Excerpt from a dataset

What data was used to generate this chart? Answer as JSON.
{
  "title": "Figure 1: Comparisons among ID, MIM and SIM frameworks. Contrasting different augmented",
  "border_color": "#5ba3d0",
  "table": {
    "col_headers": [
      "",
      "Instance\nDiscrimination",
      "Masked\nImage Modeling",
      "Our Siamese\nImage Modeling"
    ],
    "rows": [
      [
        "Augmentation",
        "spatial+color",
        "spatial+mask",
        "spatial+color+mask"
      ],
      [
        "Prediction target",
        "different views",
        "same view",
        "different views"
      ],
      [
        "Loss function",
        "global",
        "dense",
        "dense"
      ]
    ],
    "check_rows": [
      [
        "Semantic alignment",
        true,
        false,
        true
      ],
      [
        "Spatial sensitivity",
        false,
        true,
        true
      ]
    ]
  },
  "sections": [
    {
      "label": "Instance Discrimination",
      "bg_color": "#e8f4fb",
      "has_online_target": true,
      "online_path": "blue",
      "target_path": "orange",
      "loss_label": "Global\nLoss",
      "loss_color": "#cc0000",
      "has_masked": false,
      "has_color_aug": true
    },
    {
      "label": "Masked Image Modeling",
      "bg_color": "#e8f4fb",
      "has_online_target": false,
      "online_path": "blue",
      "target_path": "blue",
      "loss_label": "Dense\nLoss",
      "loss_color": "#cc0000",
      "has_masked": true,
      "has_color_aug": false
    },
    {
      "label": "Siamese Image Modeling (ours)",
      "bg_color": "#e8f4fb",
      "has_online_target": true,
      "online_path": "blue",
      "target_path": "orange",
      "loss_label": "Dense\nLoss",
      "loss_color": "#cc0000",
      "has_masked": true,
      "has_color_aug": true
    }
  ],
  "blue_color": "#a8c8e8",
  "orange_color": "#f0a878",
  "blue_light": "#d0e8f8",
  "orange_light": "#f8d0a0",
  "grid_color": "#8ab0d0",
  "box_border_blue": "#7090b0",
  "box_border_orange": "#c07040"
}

**What is being asked:** Write out the complete set of records exactly as given.

**Output for this exercise:**
What data was used to generate this chart? Answer as JSON.
{
  "title": "Figure 1: Comparisons among ID, MIM and SIM frameworks. Contrasting different augmented",
  "border_color": "#5ba3d0",
  "table": {
    "col_headers": [
      "",
      "Instance\nDiscrimination",
      "Masked\nImage Modeling",
      "Our Siamese\nImage Modeling"
    ],
    "rows": [
      [
        "Augmentation",
        "spatial+color",
        "spatial+mask",
        "spatial+color+mask"
      ],
      [
        "Prediction target",
        "different views",
        "same view",
        "different views"
      ],
      [
        "Loss function",
        "global",
        "dense",
        "dense"
      ]
    ],
    "check_rows": [
      [
        "Semantic alignment",
        true,
        false,
        true
      ],
      [
        "Spatial sensitivity",
        false,
        true,
        true
      ]
    ]
  },
  "sections": [
    {
      "label": "Instance Discrimination",
      "bg_color": "#e8f4fb",
      "has_online_target": true,
      "online_path": "blue",
      "target_path": "orange",
      "loss_label": "Global\nLoss",
      "loss_color": "#cc0000",
      "has_masked": false,
      "has_color_aug": true
    },
    {
      "label": "Masked Image Modeling",
      "bg_color": "#e8f4fb",
      "has_online_target": false,
      "online_path": "blue",
      "target_path": "blue",
      "loss_label": "Dense\nLoss",
      "loss_color": "#cc0000",
      "has_masked": true,
      "has_color_aug": false
    },
    {
      "label": "Siamese Image Modeling (ours)",
      "bg_color": "#e8f4fb",
      "has_online_target": true,
      "online_path": "blue",
      "target_path": "orange",
      "loss_label": "Dense\nLoss",
      "loss_color": "#cc0000",
      "has_masked": true,
      "has_color_aug": true
    }
  ],
  "blue_color": "#a8c8e8",
  "orange_color": "#f0a878",
  "blue_light": "#d0e8f8",
  "orange_light": "#f8d0a0",
  "grid_color": "#8ab0d0",
  "box_border_blue": "#7090b0",
  "box_border_orange": "#c07040"
}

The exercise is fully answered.